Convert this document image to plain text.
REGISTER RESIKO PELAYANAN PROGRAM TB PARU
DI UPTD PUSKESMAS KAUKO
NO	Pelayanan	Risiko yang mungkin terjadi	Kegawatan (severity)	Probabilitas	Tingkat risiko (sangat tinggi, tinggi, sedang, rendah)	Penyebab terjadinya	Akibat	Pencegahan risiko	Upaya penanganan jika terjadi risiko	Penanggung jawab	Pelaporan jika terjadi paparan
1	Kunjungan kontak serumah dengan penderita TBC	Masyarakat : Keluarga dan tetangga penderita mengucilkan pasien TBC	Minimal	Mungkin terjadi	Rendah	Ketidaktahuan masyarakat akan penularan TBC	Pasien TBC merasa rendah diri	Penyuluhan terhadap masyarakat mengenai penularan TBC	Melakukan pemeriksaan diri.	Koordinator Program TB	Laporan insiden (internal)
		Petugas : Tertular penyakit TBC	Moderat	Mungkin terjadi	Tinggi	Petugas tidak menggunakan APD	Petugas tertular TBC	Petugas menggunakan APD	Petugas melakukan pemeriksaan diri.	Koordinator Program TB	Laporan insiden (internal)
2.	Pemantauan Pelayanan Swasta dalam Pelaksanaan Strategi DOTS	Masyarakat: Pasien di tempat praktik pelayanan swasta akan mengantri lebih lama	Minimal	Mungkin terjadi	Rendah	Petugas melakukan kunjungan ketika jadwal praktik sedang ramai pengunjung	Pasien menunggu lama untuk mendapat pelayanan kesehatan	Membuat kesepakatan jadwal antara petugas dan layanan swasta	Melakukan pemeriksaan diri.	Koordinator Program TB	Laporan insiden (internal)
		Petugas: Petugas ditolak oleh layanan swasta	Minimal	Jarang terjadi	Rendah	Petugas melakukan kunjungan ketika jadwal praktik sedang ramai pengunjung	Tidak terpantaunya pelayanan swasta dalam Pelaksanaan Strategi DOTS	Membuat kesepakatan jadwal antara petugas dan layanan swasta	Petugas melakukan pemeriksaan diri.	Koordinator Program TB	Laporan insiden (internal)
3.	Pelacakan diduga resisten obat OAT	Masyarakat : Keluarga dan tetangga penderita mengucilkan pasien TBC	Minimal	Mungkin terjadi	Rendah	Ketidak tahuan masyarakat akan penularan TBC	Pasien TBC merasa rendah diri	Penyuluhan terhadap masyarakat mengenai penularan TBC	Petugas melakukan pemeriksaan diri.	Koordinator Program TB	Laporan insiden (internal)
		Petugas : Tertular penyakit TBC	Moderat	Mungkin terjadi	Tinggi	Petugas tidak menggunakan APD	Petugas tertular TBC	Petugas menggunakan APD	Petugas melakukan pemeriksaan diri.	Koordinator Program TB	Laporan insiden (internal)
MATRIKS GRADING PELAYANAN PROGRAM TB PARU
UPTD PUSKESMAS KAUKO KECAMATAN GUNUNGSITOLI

■ **Short exercise**:
Return every line of the material exactly.

■ **Exercise solution**:
Convert this document image to plain text.
REGISTER RESIKO PELAYANAN PROGRAM TB PARU
DI UPTD PUSKESMAS KAUKO
NO	Pelayanan	Risiko yang mungkin terjadi	Kegawatan (severity)	Probabilitas	Tingkat risiko (sangat tinggi, tinggi, sedang, rendah)	Penyebab terjadinya	Akibat	Pencegahan risiko	Upaya penanganan jika terjadi risiko	Penanggung jawab	Pelaporan jika terjadi paparan
1	Kunjungan kontak serumah dengan penderita TBC	Masyarakat : Keluarga dan tetangga penderita mengucilkan pasien TBC	Minimal	Mungkin terjadi	Rendah	Ketidaktahuan masyarakat akan penularan TBC	Pasien TBC merasa rendah diri	Penyuluhan terhadap masyarakat mengenai penularan TBC	Melakukan pemeriksaan diri.	Koordinator Program TB	Laporan insiden (internal)
		Petugas : Tertular penyakit TBC	Moderat	Mungkin terjadi	Tinggi	Petugas tidak menggunakan APD	Petugas tertular TBC	Petugas menggunakan APD	Petugas melakukan pemeriksaan diri.	Koordinator Program TB	Laporan insiden (internal)
2.	Pemantauan Pelayanan Swasta dalam Pelaksanaan Strategi DOTS	Masyarakat: Pasien di tempat praktik pelayanan swasta akan mengantri lebih lama	Minimal	Mungkin terjadi	Rendah	Petugas melakukan kunjungan ketika jadwal praktik sedang ramai pengunjung	Pasien menunggu lama untuk mendapat pelayanan kesehatan	Membuat kesepakatan jadwal antara petugas dan layanan swasta	Melakukan pemeriksaan diri.	Koordinator Program TB	Laporan insiden (internal)
		Petugas: Petugas ditolak oleh layanan swasta	Minimal	Jarang terjadi	Rendah	Petugas melakukan kunjungan ketika jadwal praktik sedang ramai pengunjung	Tidak terpantaunya pelayanan swasta dalam Pelaksanaan Strategi DOTS	Membuat kesepakatan jadwal antara petugas dan layanan swasta	Petugas melakukan pemeriksaan diri.	Koordinator Program TB	Laporan insiden (internal)
3.	Pelacakan diduga resisten obat OAT	Masyarakat : Keluarga dan tetangga penderita mengucilkan pasien TBC	Minimal	Mungkin terjadi	Rendah	Ketidak tahuan masyarakat akan penularan TBC	Pasien TBC merasa rendah diri	Penyuluhan terhadap masyarakat mengenai penularan TBC	Petugas melakukan pemeriksaan diri.	Koordinator Program TB	Laporan insiden (internal)
		Petugas : Tertular penyakit TBC	Moderat	Mungkin terjadi	Tinggi	Petugas tidak menggunakan APD	Petugas tertular TBC	Petugas menggunakan APD	Petugas melakukan pemeriksaan diri.	Koordinator Program TB	Laporan insiden (internal)
MATRIKS GRADING PELAYANAN PROGRAM TB PARU
UPTD PUSKESMAS KAUKO KECAMATAN GUNUNGSITOLI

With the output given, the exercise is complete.